-- STORED RECORDS --
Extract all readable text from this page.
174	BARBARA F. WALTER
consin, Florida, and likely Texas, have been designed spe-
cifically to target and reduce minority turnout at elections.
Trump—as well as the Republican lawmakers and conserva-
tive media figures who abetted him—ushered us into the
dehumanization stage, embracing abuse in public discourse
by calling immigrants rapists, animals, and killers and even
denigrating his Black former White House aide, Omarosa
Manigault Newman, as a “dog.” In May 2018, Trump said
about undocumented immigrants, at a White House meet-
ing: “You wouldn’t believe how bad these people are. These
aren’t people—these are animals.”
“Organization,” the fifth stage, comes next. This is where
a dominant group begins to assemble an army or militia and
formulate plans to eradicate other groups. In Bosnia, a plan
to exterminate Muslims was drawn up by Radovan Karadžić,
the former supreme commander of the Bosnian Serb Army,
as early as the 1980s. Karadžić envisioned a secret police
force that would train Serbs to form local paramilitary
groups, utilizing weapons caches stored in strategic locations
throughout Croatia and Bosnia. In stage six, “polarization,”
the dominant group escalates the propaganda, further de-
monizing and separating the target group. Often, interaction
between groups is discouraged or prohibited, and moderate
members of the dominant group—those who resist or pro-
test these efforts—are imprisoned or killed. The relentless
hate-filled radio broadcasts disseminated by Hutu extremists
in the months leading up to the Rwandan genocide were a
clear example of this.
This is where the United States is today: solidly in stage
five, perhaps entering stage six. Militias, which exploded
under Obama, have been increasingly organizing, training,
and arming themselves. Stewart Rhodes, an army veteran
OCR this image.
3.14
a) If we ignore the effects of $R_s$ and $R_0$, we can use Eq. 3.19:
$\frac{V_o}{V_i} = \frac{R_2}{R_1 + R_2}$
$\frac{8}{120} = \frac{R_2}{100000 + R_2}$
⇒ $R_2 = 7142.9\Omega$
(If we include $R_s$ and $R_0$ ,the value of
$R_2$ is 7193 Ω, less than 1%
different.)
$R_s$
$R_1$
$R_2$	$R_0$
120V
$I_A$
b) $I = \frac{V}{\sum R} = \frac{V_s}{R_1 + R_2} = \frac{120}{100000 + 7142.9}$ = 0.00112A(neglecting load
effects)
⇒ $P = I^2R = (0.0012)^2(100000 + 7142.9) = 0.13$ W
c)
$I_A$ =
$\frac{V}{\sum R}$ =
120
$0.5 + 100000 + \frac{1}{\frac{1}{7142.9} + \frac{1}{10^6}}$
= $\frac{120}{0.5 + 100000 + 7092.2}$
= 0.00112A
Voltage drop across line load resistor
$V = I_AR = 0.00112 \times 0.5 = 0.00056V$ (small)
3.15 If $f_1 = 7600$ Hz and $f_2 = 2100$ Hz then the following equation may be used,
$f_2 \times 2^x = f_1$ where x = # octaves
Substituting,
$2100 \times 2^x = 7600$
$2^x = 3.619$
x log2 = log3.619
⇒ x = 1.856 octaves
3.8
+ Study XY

-- THE EXERCISE --
Your answer should consist only of the lines from the one with "OCR this image." through the end of the data above, reproduced exactly.

-- TASK SOLUTION --
OCR this image.
3.14
a) If we ignore the effects of $R_s$ and $R_0$, we can use Eq. 3.19:
$\frac{V_o}{V_i} = \frac{R_2}{R_1 + R_2}$
$\frac{8}{120} = \frac{R_2}{100000 + R_2}$
⇒ $R_2 = 7142.9\Omega$
(If we include $R_s$ and $R_0$ ,the value of
$R_2$ is 7193 Ω, less than 1%
different.)
$R_s$
$R_1$
$R_2$	$R_0$
120V
$I_A$
b) $I = \frac{V}{\sum R} = \frac{V_s}{R_1 + R_2} = \frac{120}{100000 + 7142.9}$ = 0.00112A(neglecting load
effects)
⇒ $P = I^2R = (0.0012)^2(100000 + 7142.9) = 0.13$ W
c)
$I_A$ =
$\frac{V}{\sum R}$ =
120
$0.5 + 100000 + \frac{1}{\frac{1}{7142.9} + \frac{1}{10^6}}$
= $\frac{120}{0.5 + 100000 + 7092.2}$
= 0.00112A
Voltage drop across line load resistor
$V = I_AR = 0.00112 \times 0.5 = 0.00056V$ (small)
3.15 If $f_1 = 7600$ Hz and $f_2 = 2100$ Hz then the following equation may be used,
$f_2 \times 2^x = f_1$ where x = # octaves
Substituting,
$2100 \times 2^x = 7600$
$2^x = 3.619$
x log2 = log3.619
⇒ x = 1.856 octaves
3.8
+ Study XY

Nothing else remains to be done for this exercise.